(Work to be completed): Which lines include the word "icon"? Copy each of them.

(Given data):

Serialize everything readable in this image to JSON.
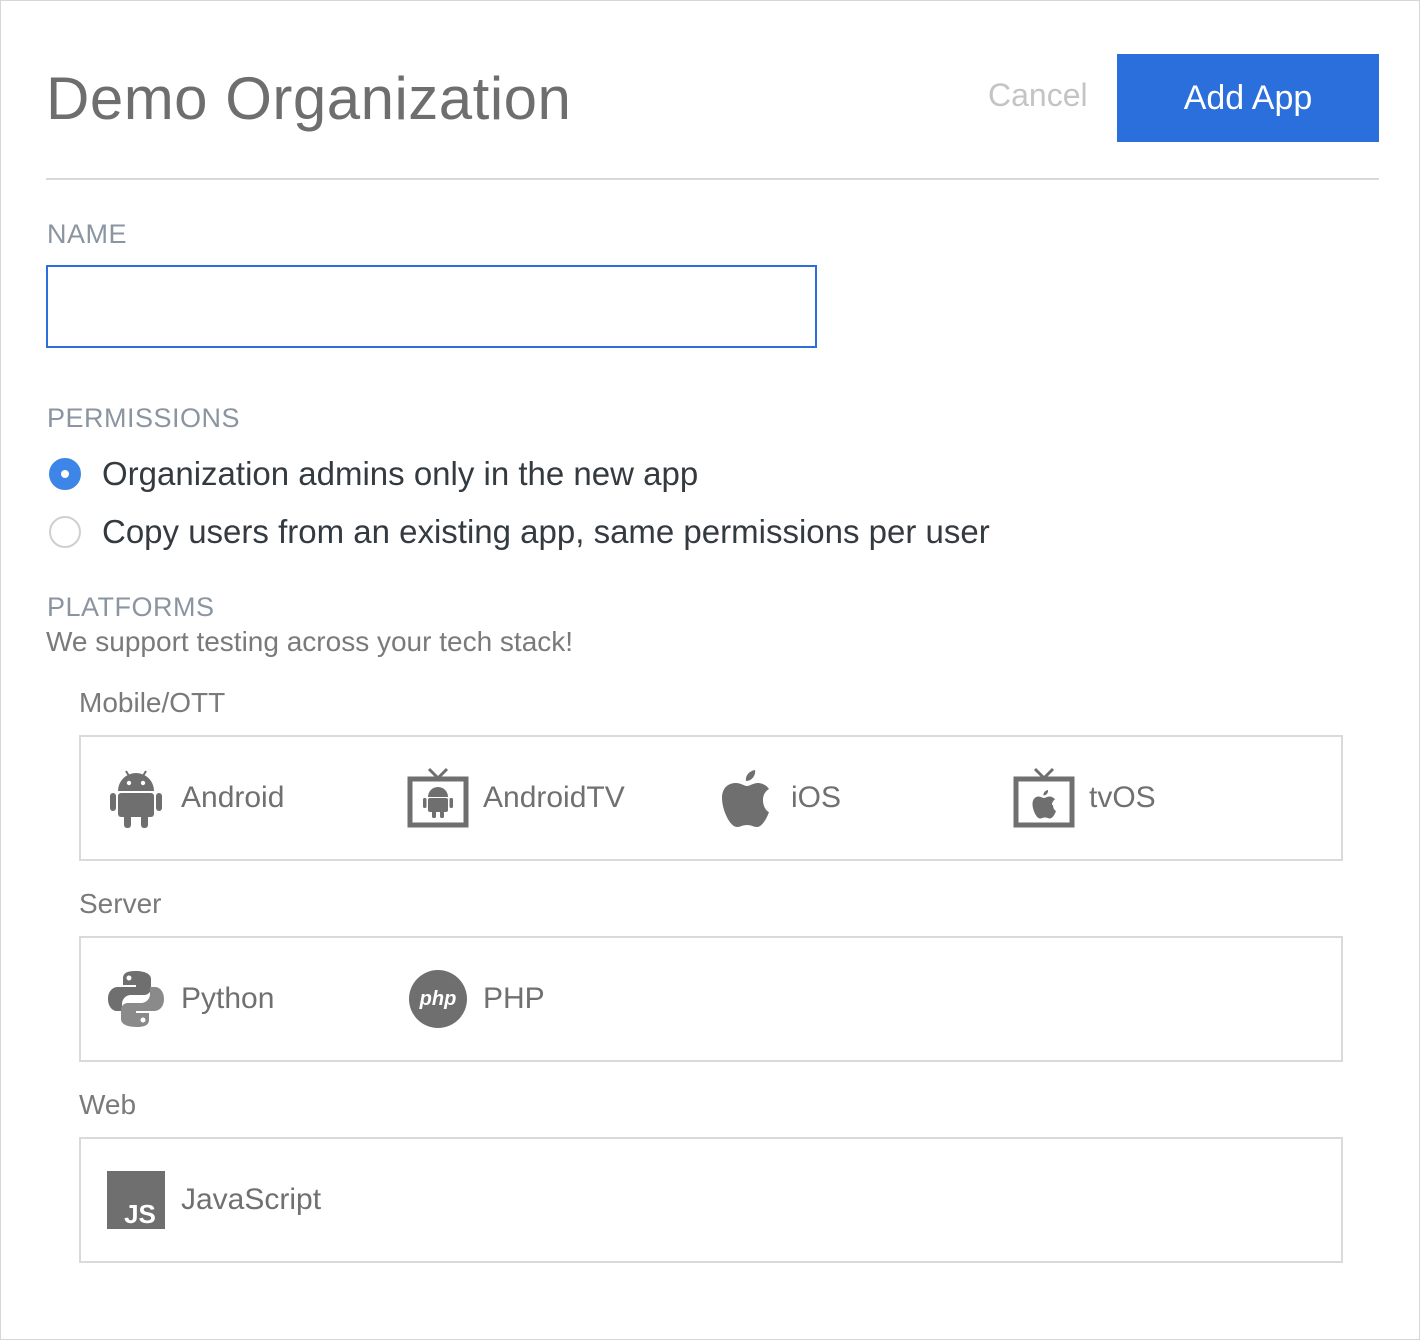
{
  "header": {
    "title": "Demo Organization",
    "cancel_label": "Cancel",
    "add_label": "Add App",
    "accent_color": "#2a6fdb"
  },
  "name_section": {
    "label": "NAME",
    "value": "",
    "placeholder": ""
  },
  "permissions": {
    "label": "PERMISSIONS",
    "options": [
      {
        "label": "Organization admins only in the new app",
        "checked": true
      },
      {
        "label": "Copy users from an existing app, same permissions per user",
        "checked": false
      }
    ]
  },
  "platforms": {
    "label": "PLATFORMS",
    "subtext": "We support testing across your tech stack!",
    "groups": [
      {
        "name": "Mobile/OTT",
        "items": [
          {
            "label": "Android",
            "icon": "android-icon"
          },
          {
            "label": "AndroidTV",
            "icon": "android-tv-icon"
          },
          {
            "label": "iOS",
            "icon": "apple-icon"
          },
          {
            "label": "tvOS",
            "icon": "apple-tv-icon"
          }
        ]
      },
      {
        "name": "Server",
        "items": [
          {
            "label": "Python",
            "icon": "python-icon"
          },
          {
            "label": "PHP",
            "icon": "php-icon"
          }
        ]
      },
      {
        "name": "Web",
        "items": [
          {
            "label": "JavaScript",
            "icon": "javascript-icon"
          }
        ]
      }
    ]
  }
}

(Solution):
            "icon": "android-icon"
            "icon": "android-tv-icon"
            "icon": "apple-icon"
            "icon": "apple-tv-icon"
            "icon": "python-icon"
            "icon": "php-icon"
            "icon": "javascript-icon"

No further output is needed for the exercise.